* begin QUOTED PASSAGE *

Children of Men certainly has a group of strong actors and actresses. Clive Owen plays the unlikely hero who is swept into the struggle to escort a young woman, played by Claire-Hope Ashitey, to safety. Michael Caine, Chiwetel Ejiofor, Julianne Moore, Pam Farris, and an amazingly, unrecognizable Charlie Hunnam round out the remainder of the primary cast members. The secondary characters are played perfectly throughout. The cast as a whole lent a realism and believablility to the story and its setting.

Before watching the film, I feared that Owen and Moore would ruin what potentially could have been a good film. Owen surpassed my expectations, and Moore didn’t hinder the film in any way. In fact, she was probably a good a cast for the role as anyone could be.

CAST = 19


A very nice cover of Ruby Tuesday was used at least twice during the film. Then an array of songs from artists ranging from John Lennon to the Aphex Twins was utilized along with some Shostakovich, Prokofieff and what I assume was original scoring. Apparently, there was also some music that referenced the Holocaust and refugee camps in general that really helped to create the somber ambience that pervaded much of the film. As a whole, the soundtrack worked quite well.

* end QUOTED PASSAGE *

PROBLEM 1: Recast the listing, from its first line through the line containing "The pivotal point 14 is at (450, 718).", as a Markdown table with the columns Row and Line, leaving out blank lines.

* begin EXERCISE INPUT *

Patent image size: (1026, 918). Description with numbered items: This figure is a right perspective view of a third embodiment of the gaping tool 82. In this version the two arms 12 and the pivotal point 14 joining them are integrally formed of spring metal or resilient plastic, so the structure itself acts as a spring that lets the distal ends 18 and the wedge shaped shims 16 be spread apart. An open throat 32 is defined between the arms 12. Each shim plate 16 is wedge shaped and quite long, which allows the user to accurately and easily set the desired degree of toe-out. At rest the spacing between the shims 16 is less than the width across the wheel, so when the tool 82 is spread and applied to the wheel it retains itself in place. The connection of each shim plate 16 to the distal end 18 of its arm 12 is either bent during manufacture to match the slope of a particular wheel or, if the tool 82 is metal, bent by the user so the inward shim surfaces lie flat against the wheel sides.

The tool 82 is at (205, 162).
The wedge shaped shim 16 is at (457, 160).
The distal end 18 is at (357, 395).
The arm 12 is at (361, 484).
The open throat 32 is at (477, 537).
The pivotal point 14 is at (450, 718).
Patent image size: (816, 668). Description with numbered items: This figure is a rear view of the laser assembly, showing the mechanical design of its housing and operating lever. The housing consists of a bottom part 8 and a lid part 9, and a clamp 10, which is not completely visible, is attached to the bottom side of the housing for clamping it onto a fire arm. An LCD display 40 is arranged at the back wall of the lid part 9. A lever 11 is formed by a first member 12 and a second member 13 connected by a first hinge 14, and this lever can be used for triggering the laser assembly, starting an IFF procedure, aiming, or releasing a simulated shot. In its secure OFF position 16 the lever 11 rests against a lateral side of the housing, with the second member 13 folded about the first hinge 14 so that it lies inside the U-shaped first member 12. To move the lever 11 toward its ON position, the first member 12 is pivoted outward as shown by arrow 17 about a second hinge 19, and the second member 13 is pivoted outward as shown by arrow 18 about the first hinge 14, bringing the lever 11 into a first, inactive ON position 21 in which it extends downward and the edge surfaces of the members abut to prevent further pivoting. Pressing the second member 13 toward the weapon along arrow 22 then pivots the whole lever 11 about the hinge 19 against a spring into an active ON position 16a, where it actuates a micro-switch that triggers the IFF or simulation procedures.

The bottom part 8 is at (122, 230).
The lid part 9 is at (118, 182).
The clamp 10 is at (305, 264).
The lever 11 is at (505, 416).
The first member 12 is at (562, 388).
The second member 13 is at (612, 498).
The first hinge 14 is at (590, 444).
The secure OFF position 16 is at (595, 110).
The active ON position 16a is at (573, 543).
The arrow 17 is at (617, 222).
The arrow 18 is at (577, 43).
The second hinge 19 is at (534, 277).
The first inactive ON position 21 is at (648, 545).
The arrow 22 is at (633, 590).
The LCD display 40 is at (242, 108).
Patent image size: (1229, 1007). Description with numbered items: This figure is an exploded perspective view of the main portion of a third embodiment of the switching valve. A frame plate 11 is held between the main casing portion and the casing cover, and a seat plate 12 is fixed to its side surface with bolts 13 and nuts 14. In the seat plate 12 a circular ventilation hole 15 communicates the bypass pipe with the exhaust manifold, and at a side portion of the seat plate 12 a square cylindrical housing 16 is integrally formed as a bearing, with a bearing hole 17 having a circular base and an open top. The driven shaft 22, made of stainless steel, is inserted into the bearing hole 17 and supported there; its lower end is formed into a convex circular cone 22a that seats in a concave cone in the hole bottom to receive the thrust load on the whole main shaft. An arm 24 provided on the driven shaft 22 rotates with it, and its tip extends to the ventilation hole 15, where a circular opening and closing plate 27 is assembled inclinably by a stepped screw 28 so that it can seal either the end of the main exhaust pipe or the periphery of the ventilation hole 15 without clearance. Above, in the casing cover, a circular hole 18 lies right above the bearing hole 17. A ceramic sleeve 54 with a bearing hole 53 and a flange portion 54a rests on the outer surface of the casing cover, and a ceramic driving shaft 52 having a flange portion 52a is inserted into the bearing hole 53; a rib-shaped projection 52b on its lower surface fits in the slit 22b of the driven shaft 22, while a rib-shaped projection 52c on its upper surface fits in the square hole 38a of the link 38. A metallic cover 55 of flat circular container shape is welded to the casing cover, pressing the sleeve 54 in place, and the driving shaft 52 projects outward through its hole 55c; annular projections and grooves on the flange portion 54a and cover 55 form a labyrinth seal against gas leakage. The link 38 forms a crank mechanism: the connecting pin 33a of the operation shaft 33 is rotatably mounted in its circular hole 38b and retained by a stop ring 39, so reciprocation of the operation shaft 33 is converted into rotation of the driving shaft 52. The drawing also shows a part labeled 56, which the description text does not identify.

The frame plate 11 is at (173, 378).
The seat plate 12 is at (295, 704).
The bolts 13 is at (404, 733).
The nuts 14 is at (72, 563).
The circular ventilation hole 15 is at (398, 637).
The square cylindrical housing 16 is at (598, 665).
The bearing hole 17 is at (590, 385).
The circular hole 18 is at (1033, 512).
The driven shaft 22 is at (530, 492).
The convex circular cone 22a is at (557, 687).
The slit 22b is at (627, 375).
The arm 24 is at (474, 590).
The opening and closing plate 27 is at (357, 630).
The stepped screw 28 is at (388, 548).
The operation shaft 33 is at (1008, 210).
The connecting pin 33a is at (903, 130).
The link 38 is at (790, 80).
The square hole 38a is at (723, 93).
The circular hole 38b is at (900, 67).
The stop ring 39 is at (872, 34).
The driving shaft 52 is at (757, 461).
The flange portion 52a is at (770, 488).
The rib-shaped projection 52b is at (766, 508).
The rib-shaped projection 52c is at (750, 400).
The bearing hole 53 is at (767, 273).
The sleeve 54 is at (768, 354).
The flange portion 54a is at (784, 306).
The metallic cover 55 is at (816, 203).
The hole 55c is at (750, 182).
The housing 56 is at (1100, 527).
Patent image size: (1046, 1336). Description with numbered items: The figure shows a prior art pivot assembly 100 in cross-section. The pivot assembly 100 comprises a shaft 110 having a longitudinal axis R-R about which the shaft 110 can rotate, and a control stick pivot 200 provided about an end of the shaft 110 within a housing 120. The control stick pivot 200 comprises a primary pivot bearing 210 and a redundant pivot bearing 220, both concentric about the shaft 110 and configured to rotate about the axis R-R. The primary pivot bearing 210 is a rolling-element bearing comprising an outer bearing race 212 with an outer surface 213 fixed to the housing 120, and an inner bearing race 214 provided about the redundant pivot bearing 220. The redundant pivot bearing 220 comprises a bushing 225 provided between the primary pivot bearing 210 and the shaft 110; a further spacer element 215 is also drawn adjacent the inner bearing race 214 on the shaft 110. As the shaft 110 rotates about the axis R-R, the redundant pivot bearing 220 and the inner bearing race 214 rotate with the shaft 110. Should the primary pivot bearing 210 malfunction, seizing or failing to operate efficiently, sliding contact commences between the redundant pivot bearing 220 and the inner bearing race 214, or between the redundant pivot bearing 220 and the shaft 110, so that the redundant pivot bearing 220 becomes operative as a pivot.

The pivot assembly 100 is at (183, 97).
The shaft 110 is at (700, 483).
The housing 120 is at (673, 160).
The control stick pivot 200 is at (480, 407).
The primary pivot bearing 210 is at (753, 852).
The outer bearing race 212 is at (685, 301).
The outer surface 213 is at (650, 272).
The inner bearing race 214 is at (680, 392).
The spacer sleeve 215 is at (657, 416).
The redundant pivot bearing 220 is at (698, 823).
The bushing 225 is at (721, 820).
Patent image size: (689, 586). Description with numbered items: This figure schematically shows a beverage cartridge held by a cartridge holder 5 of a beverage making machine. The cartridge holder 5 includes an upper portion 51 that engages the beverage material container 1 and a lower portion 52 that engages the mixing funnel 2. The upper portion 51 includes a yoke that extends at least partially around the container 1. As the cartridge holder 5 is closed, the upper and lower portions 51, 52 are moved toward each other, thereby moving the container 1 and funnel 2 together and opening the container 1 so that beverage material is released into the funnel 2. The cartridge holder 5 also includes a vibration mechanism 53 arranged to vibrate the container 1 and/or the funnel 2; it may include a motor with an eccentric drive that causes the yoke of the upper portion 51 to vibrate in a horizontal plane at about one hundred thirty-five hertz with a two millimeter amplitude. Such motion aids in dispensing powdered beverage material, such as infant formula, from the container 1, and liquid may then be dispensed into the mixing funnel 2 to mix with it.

* end EXERCISE INPUT *

PROBLEM 2: Repeat word for word the part of the film review that opens with the words "Children of Men" and closes with "and its setting.".

EXERCISE RESPONSE 1:
| Row | Line |
|---|---|
| 1 | Patent image size: (1026, 918). Description with numbered items: This figure is a right perspective view of a third embodiment of the gaping tool 82. In this version the two arms 12 and the pivotal point 14 joining them are integrally formed of spring metal or resilient plastic, so the structure itself acts as a spring that lets the distal ends 18 and the wedge shaped shims 16 be spread apart. An open throat 32 is defined between the arms 12. Each shim plate 16 is wedge shaped and quite long, which allows the user to accurately and easily set the desired degree of toe-out. At rest the spacing between the shims 16 is less than the width across the wheel, so when the tool 82 is spread and applied to the wheel it retains itself in place. The connection of each shim plate 16 to the distal end 18 of its arm 12 is either bent during manufacture to match the slope of a particular wheel or, if the tool 82 is metal, bent by the user so the inward shim surfaces lie flat against the wheel sides. |
| 2 | The tool 82 is at (205, 162). |
| 3 | The wedge shaped shim 16 is at (457, 160). |
| 4 | The distal end 18 is at (357, 395). |
| 5 | The arm 12 is at (361, 484). |
| 6 | The open throat 32 is at (477, 537). |
| 7 | The pivotal point 14 is at (450, 718). |

EXERCISE RESPONSE 2:
Children of Men certainly has a group of strong actors and actresses. Clive Owen plays the unlikely hero who is swept into the struggle to escort a young woman, played by Claire-Hope Ashitey, to safety. Michael Caine, Chiwetel Ejiofor, Julianne Moore, Pam Farris, and an amazingly, unrecognizable Charlie Hunnam round out the remainder of the primary cast members. The secondary characters are played perfectly throughout. The cast as a whole lent a realism and believablility to the story and its setting.